### [YOUR OBJECTIVE]
Say how many lines of the material below contain the word "wishes", with no other words.

### [THE RECORDS]
• • • • •

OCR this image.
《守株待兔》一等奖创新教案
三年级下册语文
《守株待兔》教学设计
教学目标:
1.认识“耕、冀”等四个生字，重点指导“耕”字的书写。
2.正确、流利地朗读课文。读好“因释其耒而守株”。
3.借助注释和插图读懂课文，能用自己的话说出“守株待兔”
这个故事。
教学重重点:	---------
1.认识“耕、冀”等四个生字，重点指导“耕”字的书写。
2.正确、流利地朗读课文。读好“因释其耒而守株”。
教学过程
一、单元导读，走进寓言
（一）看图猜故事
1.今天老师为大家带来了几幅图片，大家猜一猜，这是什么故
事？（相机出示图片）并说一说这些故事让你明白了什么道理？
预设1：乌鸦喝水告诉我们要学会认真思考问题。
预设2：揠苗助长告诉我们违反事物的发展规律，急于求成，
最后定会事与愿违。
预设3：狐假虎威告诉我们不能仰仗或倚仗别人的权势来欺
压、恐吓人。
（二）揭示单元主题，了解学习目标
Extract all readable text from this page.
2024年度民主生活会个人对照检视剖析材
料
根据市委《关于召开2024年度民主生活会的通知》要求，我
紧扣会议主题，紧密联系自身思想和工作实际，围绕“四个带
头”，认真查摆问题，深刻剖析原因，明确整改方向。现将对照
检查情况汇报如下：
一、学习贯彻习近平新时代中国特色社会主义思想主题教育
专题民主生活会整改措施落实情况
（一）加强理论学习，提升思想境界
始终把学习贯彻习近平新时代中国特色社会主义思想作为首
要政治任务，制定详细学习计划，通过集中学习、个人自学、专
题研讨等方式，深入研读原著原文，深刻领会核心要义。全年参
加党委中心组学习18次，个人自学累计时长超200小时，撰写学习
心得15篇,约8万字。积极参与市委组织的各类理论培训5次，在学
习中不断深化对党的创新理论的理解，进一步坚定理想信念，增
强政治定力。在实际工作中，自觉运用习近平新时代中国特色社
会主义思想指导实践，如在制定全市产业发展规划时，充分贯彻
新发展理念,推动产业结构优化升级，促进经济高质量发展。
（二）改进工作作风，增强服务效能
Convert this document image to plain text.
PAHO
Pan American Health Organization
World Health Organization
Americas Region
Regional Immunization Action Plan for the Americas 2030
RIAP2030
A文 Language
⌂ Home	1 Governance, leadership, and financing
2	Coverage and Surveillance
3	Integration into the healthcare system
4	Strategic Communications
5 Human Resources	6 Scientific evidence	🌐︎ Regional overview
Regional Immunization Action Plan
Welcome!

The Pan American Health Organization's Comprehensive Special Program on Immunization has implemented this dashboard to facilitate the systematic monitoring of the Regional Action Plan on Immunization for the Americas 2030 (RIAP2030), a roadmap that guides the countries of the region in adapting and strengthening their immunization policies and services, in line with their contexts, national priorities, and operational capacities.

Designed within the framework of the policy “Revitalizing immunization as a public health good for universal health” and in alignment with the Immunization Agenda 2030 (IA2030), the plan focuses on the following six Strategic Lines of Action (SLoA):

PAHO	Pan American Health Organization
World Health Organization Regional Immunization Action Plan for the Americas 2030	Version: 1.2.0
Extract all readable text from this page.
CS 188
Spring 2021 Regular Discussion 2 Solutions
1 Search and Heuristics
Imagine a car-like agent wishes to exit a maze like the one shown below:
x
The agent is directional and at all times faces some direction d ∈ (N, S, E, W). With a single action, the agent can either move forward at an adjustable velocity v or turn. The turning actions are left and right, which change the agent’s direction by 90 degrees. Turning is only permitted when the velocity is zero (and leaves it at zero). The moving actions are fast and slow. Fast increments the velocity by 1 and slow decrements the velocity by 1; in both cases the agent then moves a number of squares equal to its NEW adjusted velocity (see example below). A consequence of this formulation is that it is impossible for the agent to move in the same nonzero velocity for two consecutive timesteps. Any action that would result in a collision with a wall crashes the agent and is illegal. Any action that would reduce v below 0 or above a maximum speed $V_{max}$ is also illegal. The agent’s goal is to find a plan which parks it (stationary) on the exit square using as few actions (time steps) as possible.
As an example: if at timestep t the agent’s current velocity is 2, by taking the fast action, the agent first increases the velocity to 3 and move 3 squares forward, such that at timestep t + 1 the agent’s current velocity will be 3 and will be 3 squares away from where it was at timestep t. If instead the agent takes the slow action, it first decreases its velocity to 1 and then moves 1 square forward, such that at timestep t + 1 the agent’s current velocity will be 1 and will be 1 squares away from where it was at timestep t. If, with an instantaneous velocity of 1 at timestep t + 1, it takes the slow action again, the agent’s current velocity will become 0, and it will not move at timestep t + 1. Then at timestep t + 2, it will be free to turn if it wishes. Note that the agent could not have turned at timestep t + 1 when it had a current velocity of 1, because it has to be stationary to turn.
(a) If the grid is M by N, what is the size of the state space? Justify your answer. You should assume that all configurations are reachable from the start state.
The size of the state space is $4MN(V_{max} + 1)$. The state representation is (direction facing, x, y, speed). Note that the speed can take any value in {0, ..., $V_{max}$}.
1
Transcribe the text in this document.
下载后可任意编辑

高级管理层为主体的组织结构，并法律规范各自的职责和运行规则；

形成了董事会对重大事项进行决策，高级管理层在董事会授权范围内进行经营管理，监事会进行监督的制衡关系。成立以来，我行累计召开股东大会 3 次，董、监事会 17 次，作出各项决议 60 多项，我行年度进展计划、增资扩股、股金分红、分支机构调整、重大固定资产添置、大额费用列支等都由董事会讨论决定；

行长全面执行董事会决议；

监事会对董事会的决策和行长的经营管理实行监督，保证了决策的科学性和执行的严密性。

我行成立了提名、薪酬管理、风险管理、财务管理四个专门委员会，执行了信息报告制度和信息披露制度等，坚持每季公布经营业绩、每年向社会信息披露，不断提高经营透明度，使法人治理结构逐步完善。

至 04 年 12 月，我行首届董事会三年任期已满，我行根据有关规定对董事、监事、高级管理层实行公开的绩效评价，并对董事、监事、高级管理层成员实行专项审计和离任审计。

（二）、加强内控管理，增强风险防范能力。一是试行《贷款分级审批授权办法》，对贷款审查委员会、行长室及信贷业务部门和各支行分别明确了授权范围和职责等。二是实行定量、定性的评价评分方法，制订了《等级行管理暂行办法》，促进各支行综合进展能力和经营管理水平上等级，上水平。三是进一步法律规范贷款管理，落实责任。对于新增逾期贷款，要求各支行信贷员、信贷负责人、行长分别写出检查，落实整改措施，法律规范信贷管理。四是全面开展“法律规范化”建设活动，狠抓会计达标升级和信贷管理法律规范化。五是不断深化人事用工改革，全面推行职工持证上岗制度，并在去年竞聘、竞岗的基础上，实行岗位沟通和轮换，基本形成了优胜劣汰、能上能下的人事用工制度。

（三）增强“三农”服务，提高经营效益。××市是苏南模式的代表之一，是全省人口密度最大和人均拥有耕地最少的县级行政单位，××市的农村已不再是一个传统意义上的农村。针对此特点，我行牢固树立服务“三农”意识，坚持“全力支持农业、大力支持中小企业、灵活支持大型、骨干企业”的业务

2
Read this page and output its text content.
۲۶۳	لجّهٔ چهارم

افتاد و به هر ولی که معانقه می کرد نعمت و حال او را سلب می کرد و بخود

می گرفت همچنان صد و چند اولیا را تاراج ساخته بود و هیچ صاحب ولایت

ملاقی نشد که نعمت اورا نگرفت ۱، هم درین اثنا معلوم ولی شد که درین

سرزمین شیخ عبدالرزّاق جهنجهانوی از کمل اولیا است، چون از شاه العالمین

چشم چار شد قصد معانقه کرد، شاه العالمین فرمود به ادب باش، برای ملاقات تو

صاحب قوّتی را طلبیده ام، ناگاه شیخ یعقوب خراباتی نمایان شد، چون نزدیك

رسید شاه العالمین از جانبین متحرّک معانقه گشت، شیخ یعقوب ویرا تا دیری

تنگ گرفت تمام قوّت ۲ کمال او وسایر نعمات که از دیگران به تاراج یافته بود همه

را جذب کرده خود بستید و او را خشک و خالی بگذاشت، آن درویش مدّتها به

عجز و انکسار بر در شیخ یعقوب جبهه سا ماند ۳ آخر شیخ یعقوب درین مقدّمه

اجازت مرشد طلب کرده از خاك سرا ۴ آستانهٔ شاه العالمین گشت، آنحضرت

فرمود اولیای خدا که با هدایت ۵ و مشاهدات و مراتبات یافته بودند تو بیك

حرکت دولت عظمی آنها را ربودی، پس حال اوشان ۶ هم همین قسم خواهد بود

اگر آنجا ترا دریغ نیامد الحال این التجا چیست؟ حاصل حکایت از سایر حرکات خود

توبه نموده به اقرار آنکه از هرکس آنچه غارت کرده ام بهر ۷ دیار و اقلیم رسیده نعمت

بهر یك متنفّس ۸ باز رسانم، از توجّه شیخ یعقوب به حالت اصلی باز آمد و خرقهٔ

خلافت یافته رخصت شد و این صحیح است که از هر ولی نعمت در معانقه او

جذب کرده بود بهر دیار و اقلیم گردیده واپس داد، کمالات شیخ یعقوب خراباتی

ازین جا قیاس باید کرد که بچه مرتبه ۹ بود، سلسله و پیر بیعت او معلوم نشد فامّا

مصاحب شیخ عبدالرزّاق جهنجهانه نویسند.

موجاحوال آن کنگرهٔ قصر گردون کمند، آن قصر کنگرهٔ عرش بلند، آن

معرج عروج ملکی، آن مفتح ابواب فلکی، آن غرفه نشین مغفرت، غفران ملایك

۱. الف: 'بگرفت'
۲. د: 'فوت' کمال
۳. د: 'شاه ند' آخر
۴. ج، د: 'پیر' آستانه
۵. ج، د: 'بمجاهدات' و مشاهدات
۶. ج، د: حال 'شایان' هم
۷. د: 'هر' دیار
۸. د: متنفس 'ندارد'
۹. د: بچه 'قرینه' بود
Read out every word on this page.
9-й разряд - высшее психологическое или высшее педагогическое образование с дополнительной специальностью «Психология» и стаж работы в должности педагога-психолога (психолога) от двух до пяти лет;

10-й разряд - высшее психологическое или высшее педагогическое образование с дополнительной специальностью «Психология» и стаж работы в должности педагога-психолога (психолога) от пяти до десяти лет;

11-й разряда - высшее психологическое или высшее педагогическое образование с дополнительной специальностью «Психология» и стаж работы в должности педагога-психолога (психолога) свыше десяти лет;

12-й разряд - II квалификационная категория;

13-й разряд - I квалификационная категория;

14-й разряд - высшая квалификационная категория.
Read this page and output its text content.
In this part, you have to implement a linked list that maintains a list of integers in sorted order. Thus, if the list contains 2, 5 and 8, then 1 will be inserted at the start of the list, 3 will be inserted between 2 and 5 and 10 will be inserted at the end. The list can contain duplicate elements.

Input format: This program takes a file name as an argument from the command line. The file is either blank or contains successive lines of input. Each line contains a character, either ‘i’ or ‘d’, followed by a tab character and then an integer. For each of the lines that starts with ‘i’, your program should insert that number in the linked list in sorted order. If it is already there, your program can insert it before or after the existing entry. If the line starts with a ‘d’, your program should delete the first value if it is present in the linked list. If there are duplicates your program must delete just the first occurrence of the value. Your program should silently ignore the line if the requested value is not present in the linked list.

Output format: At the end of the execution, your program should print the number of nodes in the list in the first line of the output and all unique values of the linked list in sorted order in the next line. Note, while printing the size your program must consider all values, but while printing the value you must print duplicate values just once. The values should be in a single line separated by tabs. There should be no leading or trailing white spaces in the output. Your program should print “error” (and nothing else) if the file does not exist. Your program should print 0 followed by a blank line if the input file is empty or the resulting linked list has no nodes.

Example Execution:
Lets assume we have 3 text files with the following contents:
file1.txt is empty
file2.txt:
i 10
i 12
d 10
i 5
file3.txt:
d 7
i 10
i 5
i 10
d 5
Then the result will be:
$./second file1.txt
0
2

• • • • •

### [RESULT FOR THIS TASK]
2